> _TRECHO EXTRAÍDO_:
- - - - -
O ministro da Energia, Rafael Ramírez, que é também presidente da PDVSA, disse que a estatal de petróleo, é “vermelha, vermelhinha”, e avisou aos trabalhadores, numa declaração registrada em vídeo, que eles não teriam lugar na empresa se não apoiassem Hugo Chávez.
Eles sabem que é verdade.
Na greve de 2003, Chávez demitiu 18 mil funcionários por participarem do movimento. A empresa perdeu quase todo o centro de pesquisa. Até hoje, ela não voltou aos níveis de produção anteriores à greve.
Quem já viveu sob a ditadura, numa experiência recente como a do Brasil, não pode ser ingênuo. O governo Lula finge que não vê, mas são visíveis as grosserias institucionais feitas por Chávez, como aquela inauguração da ponte, da qual Lula fez parte, em que a máquina pública foi usada de forma escancarada pelo então candidato-pres i d e n t e .
Há boas e más notícias sobre a Venezuela. A boa é o forte comparecimento às urnas, diferentemente do que se imaginava, que manteve crescente a participação eleitoral no país. A abstenção foi de 36,5% em 1998 quando Chávez foi eleito na primeira vez; aumentou para 43,69% em 2000, quando ele foi reeleito; caiu para 30% no referendo que tentou tirá-lo do poder em 2004 e agora voltou a cair para 24,7%. É a segunda menor abstenção. A primeira foi na eleição de Carlos Andrés Perez, que, a propósito, não terminou o mandato e foi condenado à prisão domiciliar por corrupção.
A pequena abstenção, num país onde o voto não é obrigatório, mostra a volta do interesse pela política tanto dos partidários do presidente quanto dos opositores. As más notícias são os modos e as intenções de Chávez.
Na Venezuela, falta tudo.
Mesmo assim, ele usa os recursos públicos para sua demagogia diplomática. À Argentina, o presidente venezuelano ofereceu, esta semana, US$ 80 milhões para salvar a cooperativa de leite SantaCor, que reúne 1.600 produtores, de suas dificuldades financeiras. O problema é que o contribuinte venezuelano é que paga por isso; e pelo subsídio a Cuba; pelas compras de títulos argentinos, paraguaios, bolivianos; pelos subsídios aos pobres dos Estados Unidos, além de outras estripulias. Chávez disse que está criando o eixo Caracas-BrasíliaBuenos Aires-Montevidéu.
- - - - -
> _REQUISITOS DO EXERCÍCIO_:
(a) Resuma em duas frases o texto sobre Chávez e a Venezuela.
(b) Segundo o texto sobre Chávez e a Venezuela, quantos funcionários Chávez demitiu na greve de 2003?
(c) Prossiga com o texto sobre Chávez e a Venezuela a partir de onde ele termina.
- - - - -
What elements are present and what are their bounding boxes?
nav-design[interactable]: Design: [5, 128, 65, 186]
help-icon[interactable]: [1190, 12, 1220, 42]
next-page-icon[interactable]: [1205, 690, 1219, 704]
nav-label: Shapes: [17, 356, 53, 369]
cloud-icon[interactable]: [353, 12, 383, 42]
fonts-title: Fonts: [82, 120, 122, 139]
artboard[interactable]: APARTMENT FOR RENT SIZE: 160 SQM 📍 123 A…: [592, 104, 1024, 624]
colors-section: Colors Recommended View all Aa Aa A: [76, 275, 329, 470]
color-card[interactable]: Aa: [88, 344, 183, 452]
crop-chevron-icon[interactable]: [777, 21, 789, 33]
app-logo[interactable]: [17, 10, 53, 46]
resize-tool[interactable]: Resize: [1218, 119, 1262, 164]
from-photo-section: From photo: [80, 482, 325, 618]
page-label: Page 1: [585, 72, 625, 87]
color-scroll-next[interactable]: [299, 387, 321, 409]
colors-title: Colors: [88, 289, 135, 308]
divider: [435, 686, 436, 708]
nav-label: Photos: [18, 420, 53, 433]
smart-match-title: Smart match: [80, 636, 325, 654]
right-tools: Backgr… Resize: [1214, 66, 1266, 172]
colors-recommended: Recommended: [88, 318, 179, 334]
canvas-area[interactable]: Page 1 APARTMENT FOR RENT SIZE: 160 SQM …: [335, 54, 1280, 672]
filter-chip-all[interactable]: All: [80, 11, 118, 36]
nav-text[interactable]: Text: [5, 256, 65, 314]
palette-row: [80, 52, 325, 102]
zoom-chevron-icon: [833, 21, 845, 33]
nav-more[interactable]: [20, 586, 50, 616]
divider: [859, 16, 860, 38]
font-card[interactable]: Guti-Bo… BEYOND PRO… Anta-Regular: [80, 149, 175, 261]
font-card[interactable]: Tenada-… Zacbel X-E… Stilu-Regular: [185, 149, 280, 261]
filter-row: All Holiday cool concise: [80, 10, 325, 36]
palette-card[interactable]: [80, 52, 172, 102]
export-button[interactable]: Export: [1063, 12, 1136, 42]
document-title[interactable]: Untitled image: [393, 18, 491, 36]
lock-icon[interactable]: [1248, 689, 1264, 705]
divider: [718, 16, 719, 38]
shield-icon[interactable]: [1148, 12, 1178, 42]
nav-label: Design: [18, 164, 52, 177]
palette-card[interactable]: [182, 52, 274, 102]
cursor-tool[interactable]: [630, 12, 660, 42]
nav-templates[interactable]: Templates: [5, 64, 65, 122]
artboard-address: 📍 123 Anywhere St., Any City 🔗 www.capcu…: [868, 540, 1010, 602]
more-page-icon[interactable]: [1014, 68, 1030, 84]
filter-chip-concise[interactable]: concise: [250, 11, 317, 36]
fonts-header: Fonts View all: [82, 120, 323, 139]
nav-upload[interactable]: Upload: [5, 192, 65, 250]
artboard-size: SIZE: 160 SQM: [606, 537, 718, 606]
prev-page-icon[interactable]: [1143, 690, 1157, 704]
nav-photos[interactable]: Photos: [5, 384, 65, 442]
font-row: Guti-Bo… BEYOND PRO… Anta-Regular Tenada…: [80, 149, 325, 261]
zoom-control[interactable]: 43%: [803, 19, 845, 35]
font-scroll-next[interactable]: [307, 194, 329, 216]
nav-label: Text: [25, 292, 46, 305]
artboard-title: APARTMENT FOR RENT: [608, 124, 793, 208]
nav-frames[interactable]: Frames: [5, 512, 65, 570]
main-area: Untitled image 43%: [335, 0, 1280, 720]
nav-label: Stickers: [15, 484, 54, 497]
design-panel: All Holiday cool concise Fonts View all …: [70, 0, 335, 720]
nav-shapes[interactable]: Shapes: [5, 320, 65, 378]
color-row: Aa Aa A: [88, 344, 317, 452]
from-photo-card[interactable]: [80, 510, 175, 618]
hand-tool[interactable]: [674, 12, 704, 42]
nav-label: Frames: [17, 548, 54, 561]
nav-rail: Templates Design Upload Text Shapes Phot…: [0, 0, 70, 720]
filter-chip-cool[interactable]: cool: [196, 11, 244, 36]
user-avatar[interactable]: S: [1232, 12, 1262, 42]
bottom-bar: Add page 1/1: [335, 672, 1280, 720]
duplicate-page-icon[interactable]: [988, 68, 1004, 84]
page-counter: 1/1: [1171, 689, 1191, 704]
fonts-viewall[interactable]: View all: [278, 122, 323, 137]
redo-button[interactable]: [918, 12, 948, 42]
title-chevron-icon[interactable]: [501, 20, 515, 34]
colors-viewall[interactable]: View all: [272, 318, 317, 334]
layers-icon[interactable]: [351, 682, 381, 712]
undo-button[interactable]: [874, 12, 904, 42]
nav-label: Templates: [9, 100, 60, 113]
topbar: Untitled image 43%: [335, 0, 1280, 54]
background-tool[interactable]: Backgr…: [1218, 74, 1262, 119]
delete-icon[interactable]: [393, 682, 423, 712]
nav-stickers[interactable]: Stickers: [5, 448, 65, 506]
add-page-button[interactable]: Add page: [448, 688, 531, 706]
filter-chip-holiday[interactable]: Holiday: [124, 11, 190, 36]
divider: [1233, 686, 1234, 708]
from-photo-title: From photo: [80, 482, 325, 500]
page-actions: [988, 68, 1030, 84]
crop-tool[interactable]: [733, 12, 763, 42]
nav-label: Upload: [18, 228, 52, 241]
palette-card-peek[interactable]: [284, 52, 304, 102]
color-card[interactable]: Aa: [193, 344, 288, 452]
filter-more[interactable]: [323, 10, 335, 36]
- - - - -
> _RESPOSTAS POR TAREFA_:
(a) O presidente da PDVSA avisou aos trabalhadores que eles não teriam lugar na estatal se não apoiassem Hugo Chávez, que usa recursos públicos em sua demagogia diplomática, como os US$ 80 milhões oferecidos a uma cooperativa de leite argentina. A boa notícia é a queda da abstenção eleitoral para 24,7%, que mostra a volta do interesse pela política tanto dos partidários do presidente quanto dos opositores.

(b) 18 mil funcionários.

(c)
Ficamos sendo, assim, uma escala do eixo. Ao Brasil, ele propõe uma sandice, o Gasoduto do Sul, que o Brasil leva a sério: um gasoduto de oito mil quilômetros que atravessa a Floresta Amazônica, provocando danos ambientais incalculáveis e com custos fiscais imprevisíveis; tudo para que a Venezuela possa ter mercado para o seu gás no Brasil e na Argentina.
Qualquer alternativa é mais barata que essa.
Hugo Chávez parece o que não é. Parece de esquerda, e é apenas um político que está a bordo de um projeto personalista que foi moda na América Latina nos anos 50; parece democrata por ter se submetido a várias eleições, mas usa as instituições democráticas para um projeto autoritário; parece um bom governante, já que foi reeleito, mas é fruto de uma poderosa máquina de propaganda, de seu inegável talento de marketing; parece estar se consolidando como líder da América do Sul, mas é apenas mais espalhafatoso.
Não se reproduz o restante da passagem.